# Description of the task:
Print all of the entries exactly, minus the pictures.

# Excerpted records:
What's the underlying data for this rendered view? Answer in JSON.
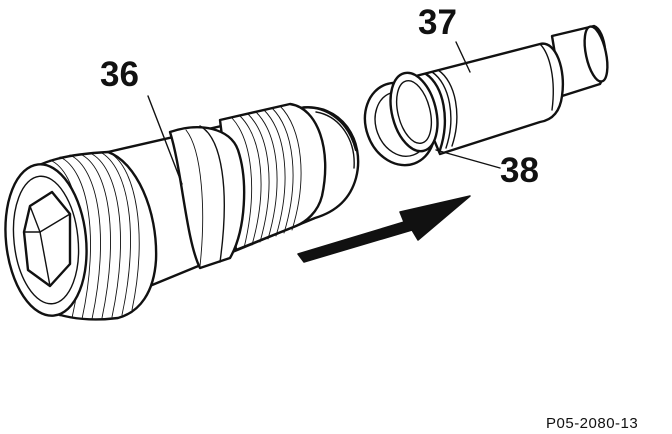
{
  "callouts": {
    "part_36": "36",
    "part_37": "37",
    "part_38": "38"
  },
  "figure_code": "P05-2080-13",
  "colors": {
    "ink": "#111111",
    "paper": "#ffffff"
  }
}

# Task response:
What's the underlying data for this rendered view? Answer in JSON.
{
  "callouts": {
    "part_36": "36",
    "part_37": "37",
    "part_38": "38"
  },
  "figure_code": "P05-2080-13",
  "colors": {
    "ink": "#111111",
    "paper": "#ffffff"
  }
}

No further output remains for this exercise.